- INFORMATION PROVIDED -
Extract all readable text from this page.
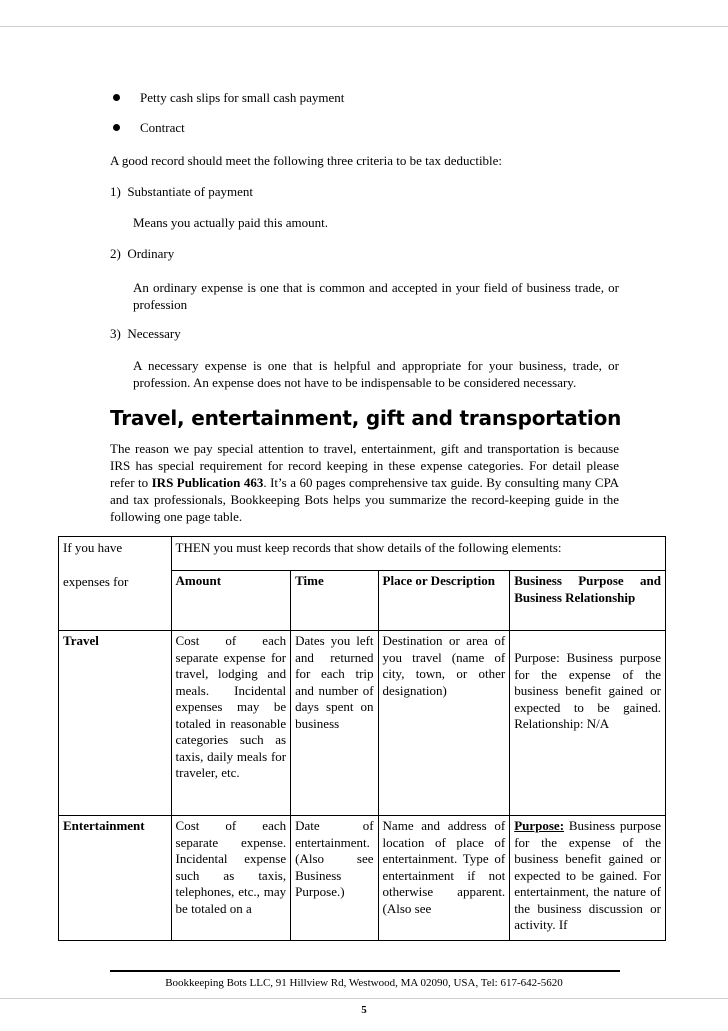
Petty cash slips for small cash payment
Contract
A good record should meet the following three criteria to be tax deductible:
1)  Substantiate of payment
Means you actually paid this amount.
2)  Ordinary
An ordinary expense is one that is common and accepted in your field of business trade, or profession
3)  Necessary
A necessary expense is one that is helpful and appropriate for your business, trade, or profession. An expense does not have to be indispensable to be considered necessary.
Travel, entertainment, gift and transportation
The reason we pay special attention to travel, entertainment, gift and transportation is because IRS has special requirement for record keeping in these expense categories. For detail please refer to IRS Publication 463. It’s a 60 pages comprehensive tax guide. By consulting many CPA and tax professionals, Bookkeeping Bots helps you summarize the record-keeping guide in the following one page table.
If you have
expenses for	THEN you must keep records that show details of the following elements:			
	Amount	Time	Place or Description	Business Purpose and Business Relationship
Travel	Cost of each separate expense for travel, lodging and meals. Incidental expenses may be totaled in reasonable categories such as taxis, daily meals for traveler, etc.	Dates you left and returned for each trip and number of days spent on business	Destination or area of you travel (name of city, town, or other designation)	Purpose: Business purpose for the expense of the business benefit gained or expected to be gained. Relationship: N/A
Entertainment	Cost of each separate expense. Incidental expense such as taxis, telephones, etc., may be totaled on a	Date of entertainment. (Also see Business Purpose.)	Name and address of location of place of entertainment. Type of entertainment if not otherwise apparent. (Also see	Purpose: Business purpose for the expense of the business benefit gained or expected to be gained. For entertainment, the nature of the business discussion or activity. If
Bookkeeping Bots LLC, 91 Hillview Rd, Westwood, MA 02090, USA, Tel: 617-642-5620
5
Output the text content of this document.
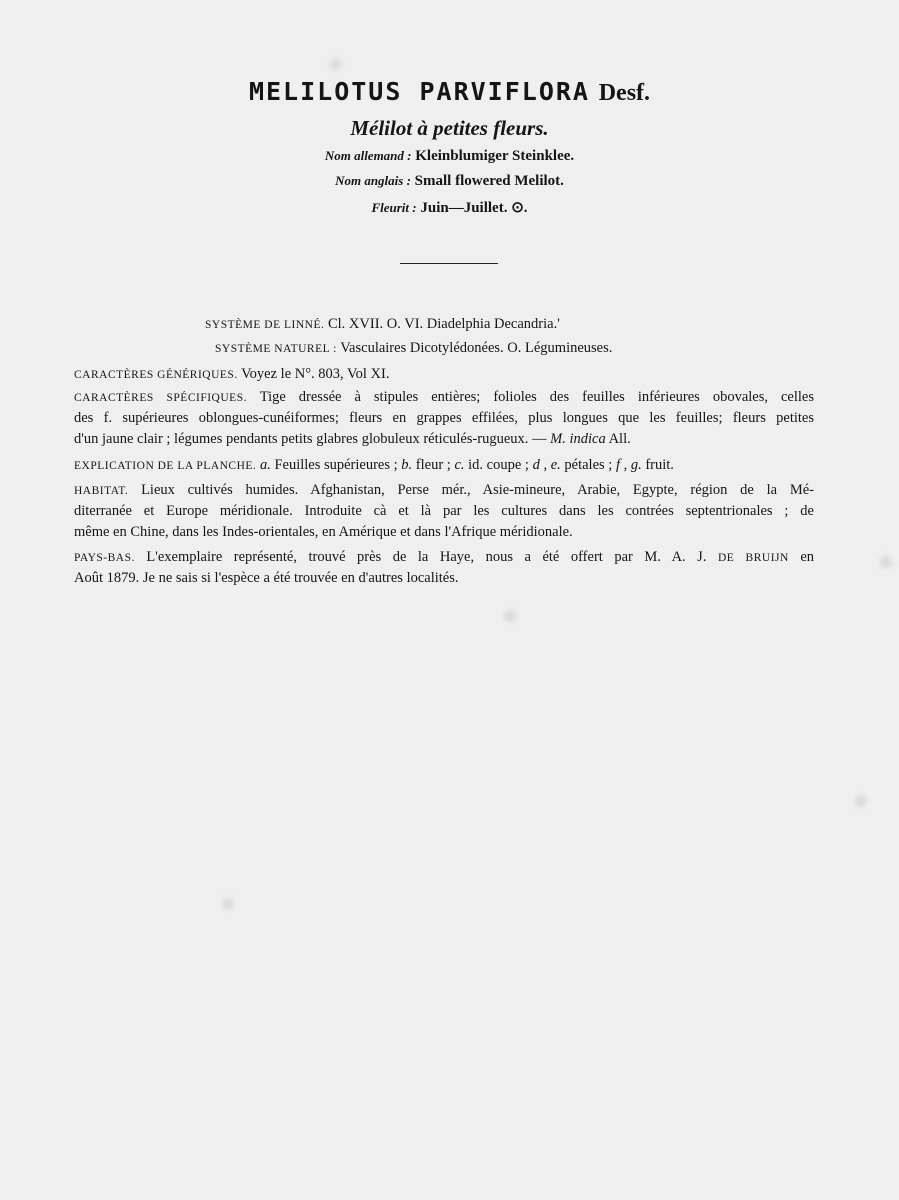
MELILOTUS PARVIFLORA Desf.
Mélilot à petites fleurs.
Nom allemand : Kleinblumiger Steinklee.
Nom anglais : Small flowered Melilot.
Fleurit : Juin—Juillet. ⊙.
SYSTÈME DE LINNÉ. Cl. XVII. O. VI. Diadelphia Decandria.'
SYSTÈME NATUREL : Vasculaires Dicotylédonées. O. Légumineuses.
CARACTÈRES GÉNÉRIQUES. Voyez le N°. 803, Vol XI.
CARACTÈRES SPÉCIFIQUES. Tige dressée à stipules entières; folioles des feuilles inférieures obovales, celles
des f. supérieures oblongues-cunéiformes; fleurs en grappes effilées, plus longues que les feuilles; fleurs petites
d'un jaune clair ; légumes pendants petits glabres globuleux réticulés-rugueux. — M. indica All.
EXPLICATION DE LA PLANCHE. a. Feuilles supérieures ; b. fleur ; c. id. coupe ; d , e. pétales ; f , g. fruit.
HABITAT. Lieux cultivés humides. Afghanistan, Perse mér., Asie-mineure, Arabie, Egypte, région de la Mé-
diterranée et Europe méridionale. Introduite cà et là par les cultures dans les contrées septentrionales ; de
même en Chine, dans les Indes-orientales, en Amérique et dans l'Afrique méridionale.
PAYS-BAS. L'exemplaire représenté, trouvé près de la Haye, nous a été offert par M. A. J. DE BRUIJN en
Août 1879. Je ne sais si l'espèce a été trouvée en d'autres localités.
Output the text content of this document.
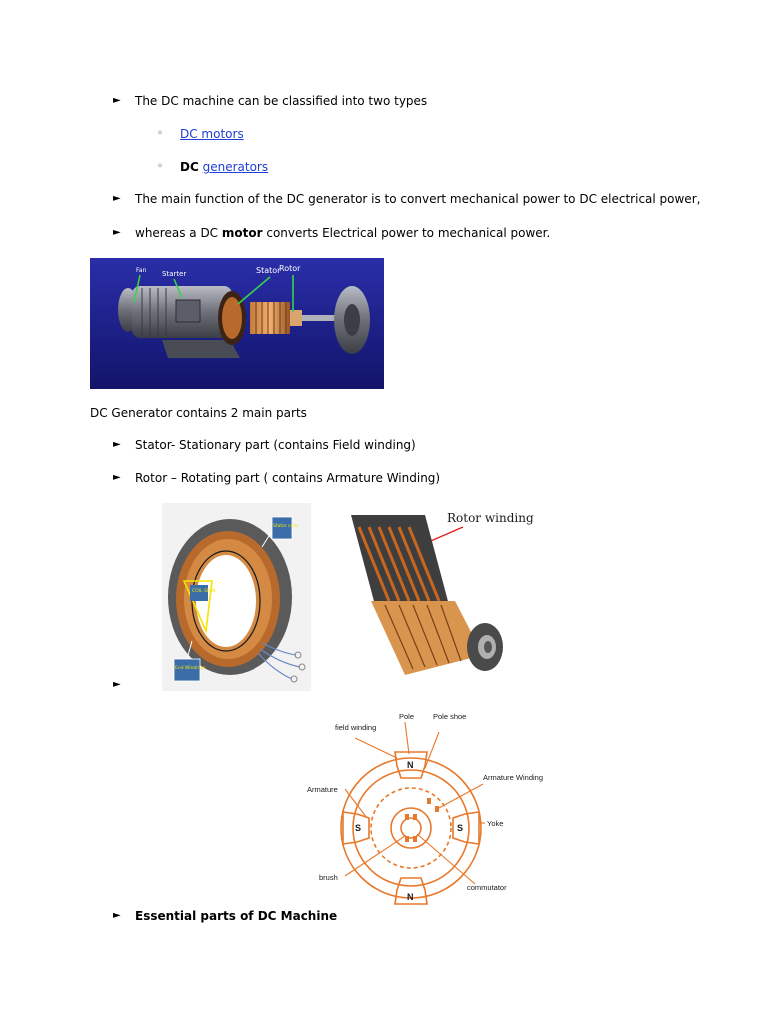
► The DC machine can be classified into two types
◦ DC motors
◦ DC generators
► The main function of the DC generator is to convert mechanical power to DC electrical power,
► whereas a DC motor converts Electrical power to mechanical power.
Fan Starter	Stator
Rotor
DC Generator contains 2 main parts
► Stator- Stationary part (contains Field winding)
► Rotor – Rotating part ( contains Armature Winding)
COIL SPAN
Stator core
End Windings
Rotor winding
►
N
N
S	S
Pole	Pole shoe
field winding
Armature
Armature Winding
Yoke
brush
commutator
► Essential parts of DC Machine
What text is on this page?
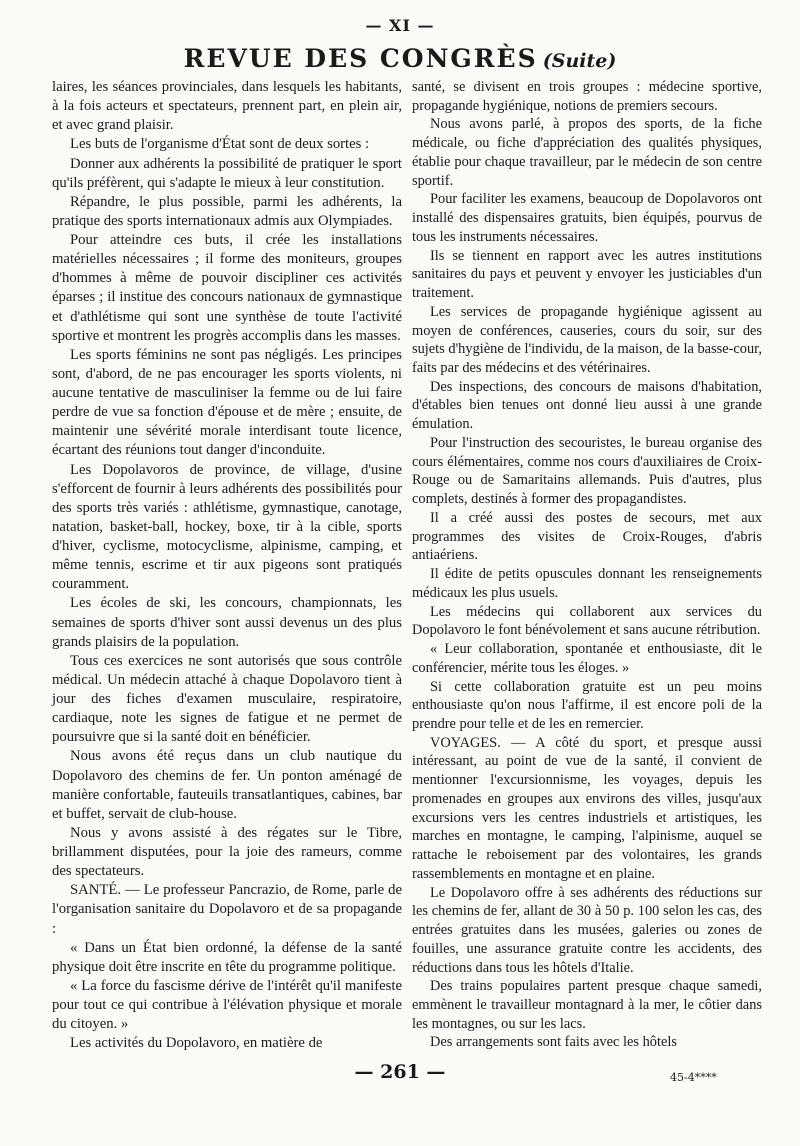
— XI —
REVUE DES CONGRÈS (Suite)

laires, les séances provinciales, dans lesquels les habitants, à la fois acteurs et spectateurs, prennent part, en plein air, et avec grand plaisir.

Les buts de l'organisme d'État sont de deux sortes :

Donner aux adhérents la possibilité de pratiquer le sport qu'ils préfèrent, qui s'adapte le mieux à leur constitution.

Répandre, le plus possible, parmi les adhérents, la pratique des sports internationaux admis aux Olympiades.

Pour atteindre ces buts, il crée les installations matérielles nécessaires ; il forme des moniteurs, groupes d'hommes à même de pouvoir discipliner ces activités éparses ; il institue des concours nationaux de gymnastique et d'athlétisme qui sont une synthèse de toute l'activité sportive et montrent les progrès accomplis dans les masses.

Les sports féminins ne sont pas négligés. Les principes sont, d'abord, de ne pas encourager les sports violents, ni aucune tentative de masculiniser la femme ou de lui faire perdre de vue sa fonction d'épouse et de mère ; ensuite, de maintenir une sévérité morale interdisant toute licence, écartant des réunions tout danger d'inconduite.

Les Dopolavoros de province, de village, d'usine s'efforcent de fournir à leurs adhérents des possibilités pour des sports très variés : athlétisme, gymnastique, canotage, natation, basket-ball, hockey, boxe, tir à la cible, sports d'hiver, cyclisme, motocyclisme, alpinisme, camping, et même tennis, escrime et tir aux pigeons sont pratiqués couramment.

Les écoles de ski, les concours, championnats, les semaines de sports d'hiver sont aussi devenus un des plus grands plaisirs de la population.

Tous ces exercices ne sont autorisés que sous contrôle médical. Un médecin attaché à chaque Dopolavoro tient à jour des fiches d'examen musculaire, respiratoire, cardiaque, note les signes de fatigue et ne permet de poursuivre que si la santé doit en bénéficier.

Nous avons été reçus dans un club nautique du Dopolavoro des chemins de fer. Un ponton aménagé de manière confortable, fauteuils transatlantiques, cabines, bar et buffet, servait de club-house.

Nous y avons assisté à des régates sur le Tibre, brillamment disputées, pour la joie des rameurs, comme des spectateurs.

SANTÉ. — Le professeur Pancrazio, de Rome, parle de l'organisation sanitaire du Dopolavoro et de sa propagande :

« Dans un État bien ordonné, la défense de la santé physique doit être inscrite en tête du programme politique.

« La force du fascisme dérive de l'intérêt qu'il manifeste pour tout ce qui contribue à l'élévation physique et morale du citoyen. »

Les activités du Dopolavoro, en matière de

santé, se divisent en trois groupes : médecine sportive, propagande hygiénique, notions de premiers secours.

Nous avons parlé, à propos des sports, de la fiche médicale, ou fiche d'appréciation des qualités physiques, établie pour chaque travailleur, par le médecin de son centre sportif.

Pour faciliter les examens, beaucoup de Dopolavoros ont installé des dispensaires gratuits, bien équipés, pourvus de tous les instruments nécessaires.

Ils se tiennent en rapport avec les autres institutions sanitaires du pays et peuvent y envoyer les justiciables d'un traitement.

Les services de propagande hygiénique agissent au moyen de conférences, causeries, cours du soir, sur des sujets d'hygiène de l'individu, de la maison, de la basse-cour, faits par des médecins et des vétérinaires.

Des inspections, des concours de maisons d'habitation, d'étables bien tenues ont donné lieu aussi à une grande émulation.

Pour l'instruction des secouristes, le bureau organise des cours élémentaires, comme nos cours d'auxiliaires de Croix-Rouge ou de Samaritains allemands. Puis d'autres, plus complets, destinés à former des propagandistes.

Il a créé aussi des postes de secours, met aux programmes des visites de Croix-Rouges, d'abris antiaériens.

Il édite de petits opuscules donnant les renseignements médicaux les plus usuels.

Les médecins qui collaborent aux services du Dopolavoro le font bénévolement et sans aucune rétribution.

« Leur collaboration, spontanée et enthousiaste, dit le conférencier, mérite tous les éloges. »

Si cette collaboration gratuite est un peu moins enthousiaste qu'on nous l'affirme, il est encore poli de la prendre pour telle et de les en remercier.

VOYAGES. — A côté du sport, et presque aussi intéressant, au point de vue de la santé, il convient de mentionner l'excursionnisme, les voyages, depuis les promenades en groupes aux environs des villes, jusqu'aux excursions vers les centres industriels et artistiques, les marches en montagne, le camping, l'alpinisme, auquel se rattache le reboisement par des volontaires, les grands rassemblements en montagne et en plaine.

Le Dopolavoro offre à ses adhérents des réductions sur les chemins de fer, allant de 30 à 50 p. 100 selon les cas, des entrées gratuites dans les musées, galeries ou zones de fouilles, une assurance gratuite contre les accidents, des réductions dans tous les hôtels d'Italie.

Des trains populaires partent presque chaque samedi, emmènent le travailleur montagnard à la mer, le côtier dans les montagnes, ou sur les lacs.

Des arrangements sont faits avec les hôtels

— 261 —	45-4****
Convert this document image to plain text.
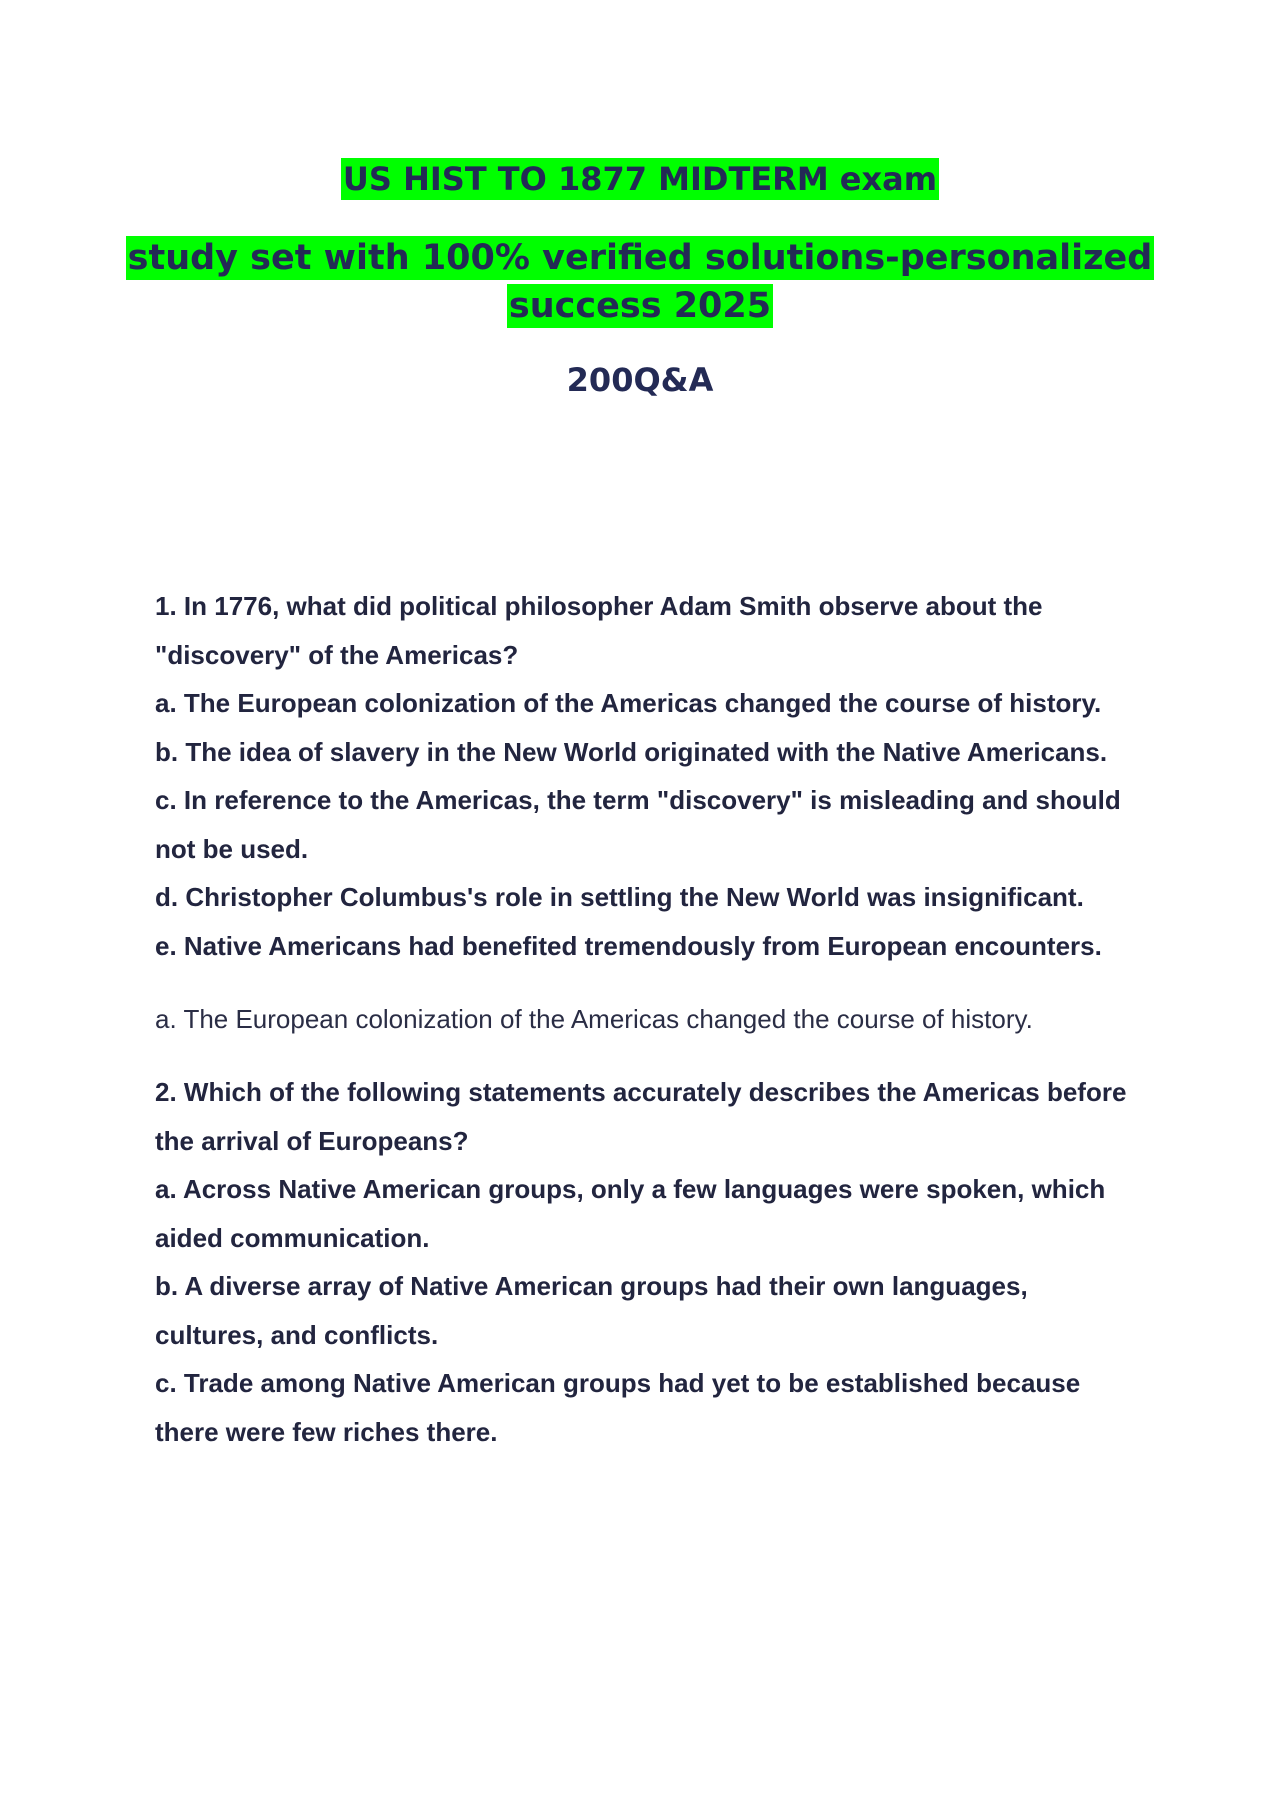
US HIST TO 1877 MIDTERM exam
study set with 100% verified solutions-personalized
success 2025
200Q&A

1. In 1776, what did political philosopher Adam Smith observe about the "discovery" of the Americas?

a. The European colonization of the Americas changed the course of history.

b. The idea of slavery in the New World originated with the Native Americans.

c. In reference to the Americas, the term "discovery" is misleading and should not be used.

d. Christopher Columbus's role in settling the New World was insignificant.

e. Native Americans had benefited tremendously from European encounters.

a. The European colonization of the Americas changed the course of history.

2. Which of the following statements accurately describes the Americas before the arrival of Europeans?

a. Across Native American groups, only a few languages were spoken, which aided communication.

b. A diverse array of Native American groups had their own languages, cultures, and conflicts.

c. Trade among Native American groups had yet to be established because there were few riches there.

- EXERCISE DETAILS -
Determine how many lines of the listing hold the word "bien" and reply with that figure alone.

- REPLY TO THE EXERCISE -
3